>> Begin
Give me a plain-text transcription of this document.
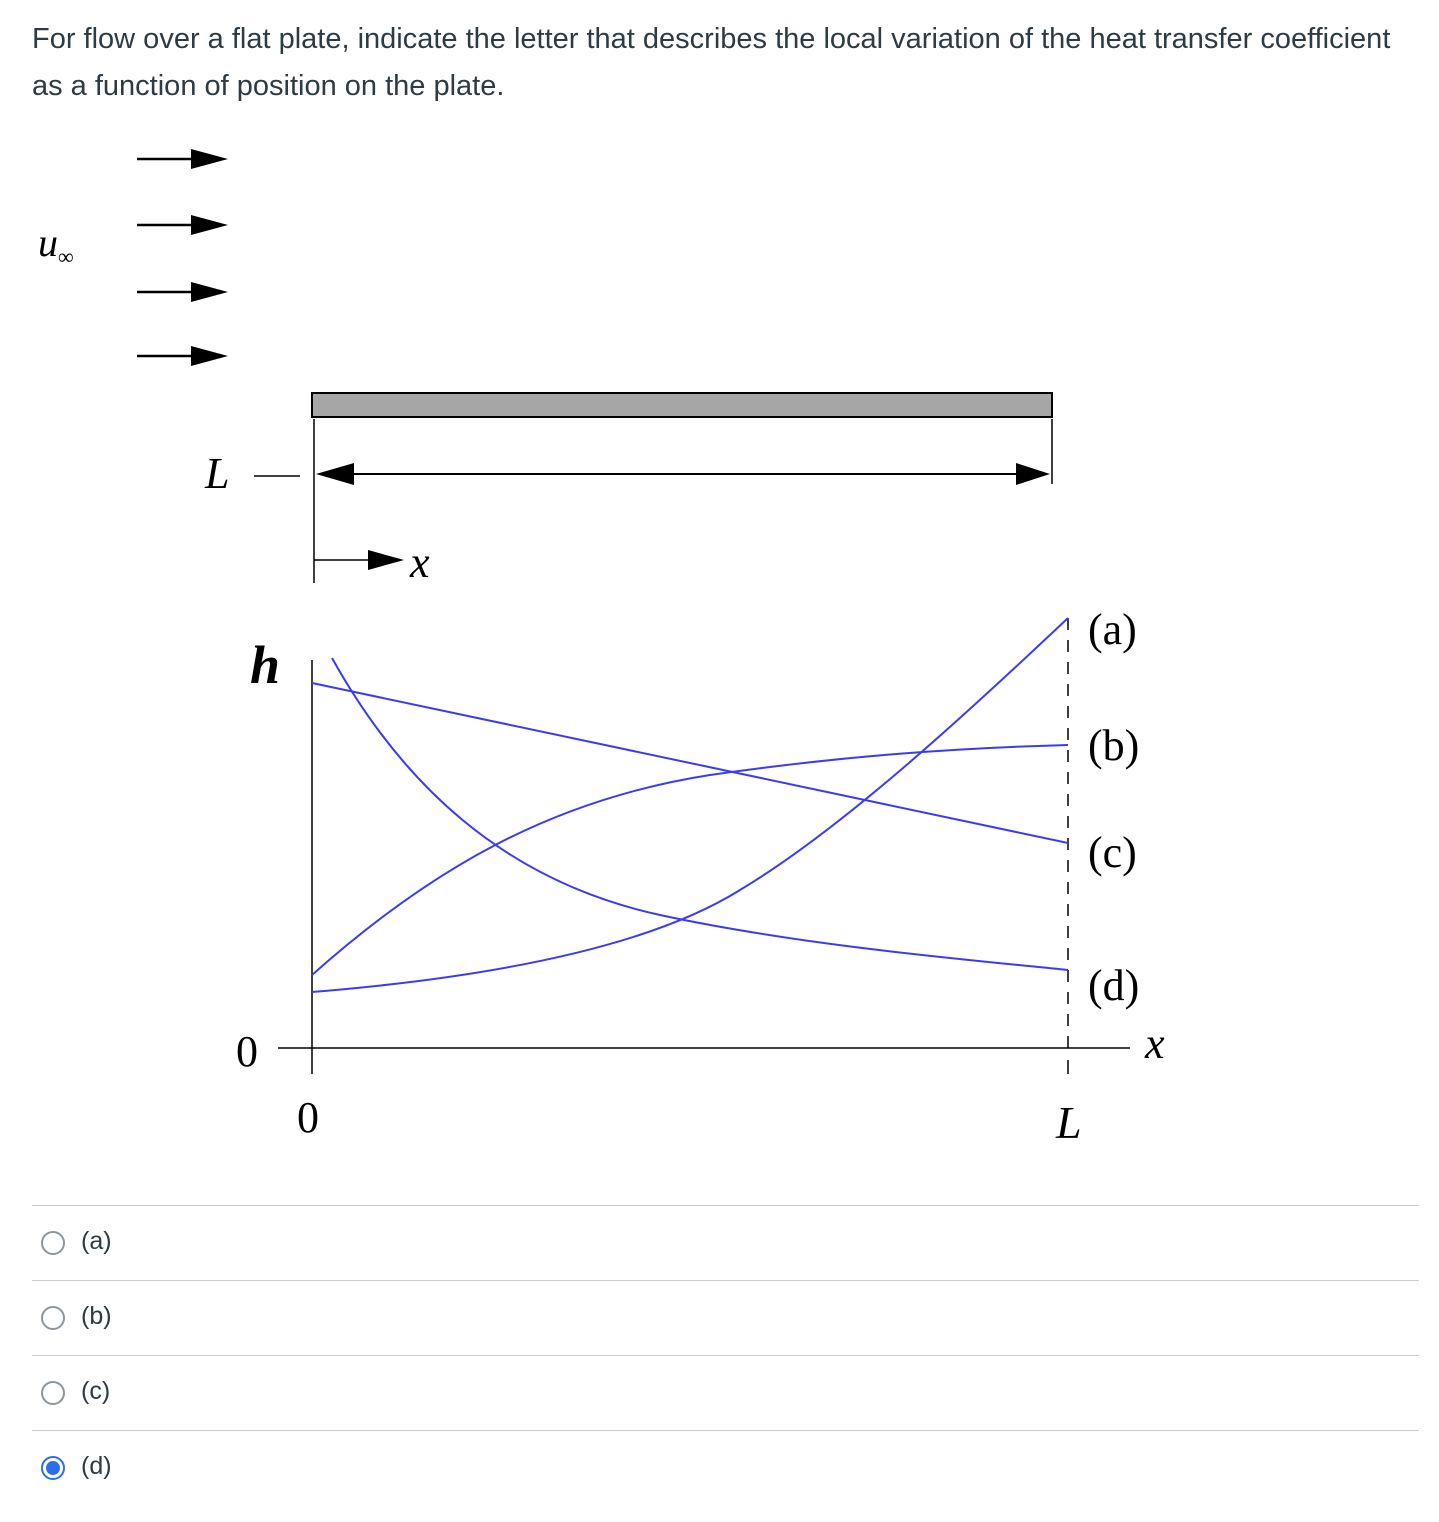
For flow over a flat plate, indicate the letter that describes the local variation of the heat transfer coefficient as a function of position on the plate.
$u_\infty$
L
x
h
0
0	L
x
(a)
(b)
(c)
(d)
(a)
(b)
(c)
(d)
>> End
Do this
Restate the full listing verbatim and drop every picture.

Response to the task
Give me a plain-text transcription of this document.
For flow over a flat plate, indicate the letter that describes the local variation of the heat transfer coefficient as a function of position on the plate.
$u_\infty$
L
x
h
0
0	L
x
(a)
(b)
(c)
(d)
(a)
(b)
(c)
(d)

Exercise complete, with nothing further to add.